What is expected: Reproduce each line of the listing exactly.

:::::

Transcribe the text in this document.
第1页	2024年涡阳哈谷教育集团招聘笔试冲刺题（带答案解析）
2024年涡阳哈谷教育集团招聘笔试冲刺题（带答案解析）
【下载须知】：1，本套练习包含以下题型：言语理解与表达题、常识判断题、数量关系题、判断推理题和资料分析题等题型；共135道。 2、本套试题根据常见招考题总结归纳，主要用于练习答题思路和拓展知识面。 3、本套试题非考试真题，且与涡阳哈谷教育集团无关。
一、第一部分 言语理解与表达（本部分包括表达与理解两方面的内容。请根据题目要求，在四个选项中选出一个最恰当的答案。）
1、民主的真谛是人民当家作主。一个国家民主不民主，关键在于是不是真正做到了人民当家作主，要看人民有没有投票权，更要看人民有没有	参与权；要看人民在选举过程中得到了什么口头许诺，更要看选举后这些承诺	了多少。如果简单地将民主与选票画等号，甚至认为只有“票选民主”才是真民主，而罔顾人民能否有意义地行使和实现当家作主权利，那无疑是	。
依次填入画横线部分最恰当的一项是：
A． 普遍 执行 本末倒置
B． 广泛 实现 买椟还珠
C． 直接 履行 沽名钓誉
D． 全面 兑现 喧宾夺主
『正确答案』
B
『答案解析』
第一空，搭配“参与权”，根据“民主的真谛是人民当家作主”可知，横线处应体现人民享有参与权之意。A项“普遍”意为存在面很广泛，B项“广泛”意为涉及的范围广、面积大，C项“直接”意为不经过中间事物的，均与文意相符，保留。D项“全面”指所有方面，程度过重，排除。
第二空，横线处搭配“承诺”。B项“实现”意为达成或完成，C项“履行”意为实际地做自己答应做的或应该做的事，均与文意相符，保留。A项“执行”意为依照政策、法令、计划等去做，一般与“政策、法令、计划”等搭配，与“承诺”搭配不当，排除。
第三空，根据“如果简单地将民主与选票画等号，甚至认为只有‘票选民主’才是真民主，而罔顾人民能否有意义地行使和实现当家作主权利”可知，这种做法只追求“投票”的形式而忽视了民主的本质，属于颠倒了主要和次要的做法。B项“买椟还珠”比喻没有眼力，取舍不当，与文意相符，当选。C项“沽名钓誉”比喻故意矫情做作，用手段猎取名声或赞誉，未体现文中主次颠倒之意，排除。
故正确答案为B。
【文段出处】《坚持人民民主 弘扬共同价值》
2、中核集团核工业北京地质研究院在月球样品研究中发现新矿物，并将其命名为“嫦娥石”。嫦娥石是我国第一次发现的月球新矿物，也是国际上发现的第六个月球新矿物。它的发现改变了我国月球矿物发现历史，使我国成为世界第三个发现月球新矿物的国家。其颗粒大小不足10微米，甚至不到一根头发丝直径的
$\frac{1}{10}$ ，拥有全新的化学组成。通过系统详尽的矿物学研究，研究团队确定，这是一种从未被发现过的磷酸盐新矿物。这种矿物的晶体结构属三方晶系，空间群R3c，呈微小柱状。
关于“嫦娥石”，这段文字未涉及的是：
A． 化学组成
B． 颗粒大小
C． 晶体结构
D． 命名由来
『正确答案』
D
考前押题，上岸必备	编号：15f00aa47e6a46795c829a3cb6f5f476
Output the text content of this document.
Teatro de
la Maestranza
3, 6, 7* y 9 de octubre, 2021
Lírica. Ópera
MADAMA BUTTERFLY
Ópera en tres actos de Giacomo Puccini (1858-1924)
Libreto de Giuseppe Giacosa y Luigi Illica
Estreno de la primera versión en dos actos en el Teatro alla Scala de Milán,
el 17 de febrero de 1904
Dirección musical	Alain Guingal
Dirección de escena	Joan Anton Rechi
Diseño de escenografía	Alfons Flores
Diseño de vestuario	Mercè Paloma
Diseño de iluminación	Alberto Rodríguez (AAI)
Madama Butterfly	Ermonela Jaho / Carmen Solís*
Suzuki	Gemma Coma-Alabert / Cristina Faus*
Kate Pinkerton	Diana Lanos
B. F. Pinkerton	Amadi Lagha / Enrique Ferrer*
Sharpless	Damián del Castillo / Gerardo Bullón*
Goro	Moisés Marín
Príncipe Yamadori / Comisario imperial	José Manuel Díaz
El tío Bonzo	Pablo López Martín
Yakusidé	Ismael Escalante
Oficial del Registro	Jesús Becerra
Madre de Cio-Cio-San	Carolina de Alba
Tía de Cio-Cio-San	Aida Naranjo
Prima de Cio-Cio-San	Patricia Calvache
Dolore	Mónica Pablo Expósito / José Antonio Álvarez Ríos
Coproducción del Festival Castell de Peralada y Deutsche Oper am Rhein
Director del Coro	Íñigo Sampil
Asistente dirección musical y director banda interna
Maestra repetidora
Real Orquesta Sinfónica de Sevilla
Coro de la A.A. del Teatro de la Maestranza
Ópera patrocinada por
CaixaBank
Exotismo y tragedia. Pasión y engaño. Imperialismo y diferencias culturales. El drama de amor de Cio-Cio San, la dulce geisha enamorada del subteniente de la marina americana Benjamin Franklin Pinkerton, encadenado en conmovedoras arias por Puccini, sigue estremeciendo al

:::::

Response to the exercise:
Transcribe the text in this document.
第1页	2024年涡阳哈谷教育集团招聘笔试冲刺题（带答案解析）
2024年涡阳哈谷教育集团招聘笔试冲刺题（带答案解析）
【下载须知】：1，本套练习包含以下题型：言语理解与表达题、常识判断题、数量关系题、判断推理题和资料分析题等题型；共135道。 2、本套试题根据常见招考题总结归纳，主要用于练习答题思路和拓展知识面。 3、本套试题非考试真题，且与涡阳哈谷教育集团无关。
一、第一部分 言语理解与表达（本部分包括表达与理解两方面的内容。请根据题目要求，在四个选项中选出一个最恰当的答案。）
1、民主的真谛是人民当家作主。一个国家民主不民主，关键在于是不是真正做到了人民当家作主，要看人民有没有投票权，更要看人民有没有	参与权；要看人民在选举过程中得到了什么口头许诺，更要看选举后这些承诺	了多少。如果简单地将民主与选票画等号，甚至认为只有“票选民主”才是真民主，而罔顾人民能否有意义地行使和实现当家作主权利，那无疑是	。
依次填入画横线部分最恰当的一项是：
A． 普遍 执行 本末倒置
B． 广泛 实现 买椟还珠
C． 直接 履行 沽名钓誉
D． 全面 兑现 喧宾夺主
『正确答案』
B
『答案解析』
第一空，搭配“参与权”，根据“民主的真谛是人民当家作主”可知，横线处应体现人民享有参与权之意。A项“普遍”意为存在面很广泛，B项“广泛”意为涉及的范围广、面积大，C项“直接”意为不经过中间事物的，均与文意相符，保留。D项“全面”指所有方面，程度过重，排除。
第二空，横线处搭配“承诺”。B项“实现”意为达成或完成，C项“履行”意为实际地做自己答应做的或应该做的事，均与文意相符，保留。A项“执行”意为依照政策、法令、计划等去做，一般与“政策、法令、计划”等搭配，与“承诺”搭配不当，排除。
第三空，根据“如果简单地将民主与选票画等号，甚至认为只有‘票选民主’才是真民主，而罔顾人民能否有意义地行使和实现当家作主权利”可知，这种做法只追求“投票”的形式而忽视了民主的本质，属于颠倒了主要和次要的做法。B项“买椟还珠”比喻没有眼力，取舍不当，与文意相符，当选。C项“沽名钓誉”比喻故意矫情做作，用手段猎取名声或赞誉，未体现文中主次颠倒之意，排除。
故正确答案为B。
【文段出处】《坚持人民民主 弘扬共同价值》
2、中核集团核工业北京地质研究院在月球样品研究中发现新矿物，并将其命名为“嫦娥石”。嫦娥石是我国第一次发现的月球新矿物，也是国际上发现的第六个月球新矿物。它的发现改变了我国月球矿物发现历史，使我国成为世界第三个发现月球新矿物的国家。其颗粒大小不足10微米，甚至不到一根头发丝直径的
$\frac{1}{10}$ ，拥有全新的化学组成。通过系统详尽的矿物学研究，研究团队确定，这是一种从未被发现过的磷酸盐新矿物。这种矿物的晶体结构属三方晶系，空间群R3c，呈微小柱状。
关于“嫦娥石”，这段文字未涉及的是：
A． 化学组成
B． 颗粒大小
C． 晶体结构
D． 命名由来
『正确答案』
D
考前押题，上岸必备	编号：15f00aa47e6a46795c829a3cb6f5f476
Output the text content of this document.
Teatro de
la Maestranza
3, 6, 7* y 9 de octubre, 2021
Lírica. Ópera
MADAMA BUTTERFLY
Ópera en tres actos de Giacomo Puccini (1858-1924)
Libreto de Giuseppe Giacosa y Luigi Illica
Estreno de la primera versión en dos actos en el Teatro alla Scala de Milán,
el 17 de febrero de 1904
Dirección musical	Alain Guingal
Dirección de escena	Joan Anton Rechi
Diseño de escenografía	Alfons Flores
Diseño de vestuario	Mercè Paloma
Diseño de iluminación	Alberto Rodríguez (AAI)
Madama Butterfly	Ermonela Jaho / Carmen Solís*
Suzuki	Gemma Coma-Alabert / Cristina Faus*
Kate Pinkerton	Diana Lanos
B. F. Pinkerton	Amadi Lagha / Enrique Ferrer*
Sharpless	Damián del Castillo / Gerardo Bullón*
Goro	Moisés Marín
Príncipe Yamadori / Comisario imperial	José Manuel Díaz
El tío Bonzo	Pablo López Martín
Yakusidé	Ismael Escalante
Oficial del Registro	Jesús Becerra
Madre de Cio-Cio-San	Carolina de Alba
Tía de Cio-Cio-San	Aida Naranjo
Prima de Cio-Cio-San	Patricia Calvache
Dolore	Mónica Pablo Expósito / José Antonio Álvarez Ríos
Coproducción del Festival Castell de Peralada y Deutsche Oper am Rhein
Director del Coro	Íñigo Sampil
Asistente dirección musical y director banda interna
Maestra repetidora
Real Orquesta Sinfónica de Sevilla
Coro de la A.A. del Teatro de la Maestranza
Ópera patrocinada por
CaixaBank
Exotismo y tragedia. Pasión y engaño. Imperialismo y diferencias culturales. El drama de amor de Cio-Cio San, la dulce geisha enamorada del subteniente de la marina americana Benjamin Franklin Pinkerton, encadenado en conmovedoras arias por Puccini, sigue estremeciendo al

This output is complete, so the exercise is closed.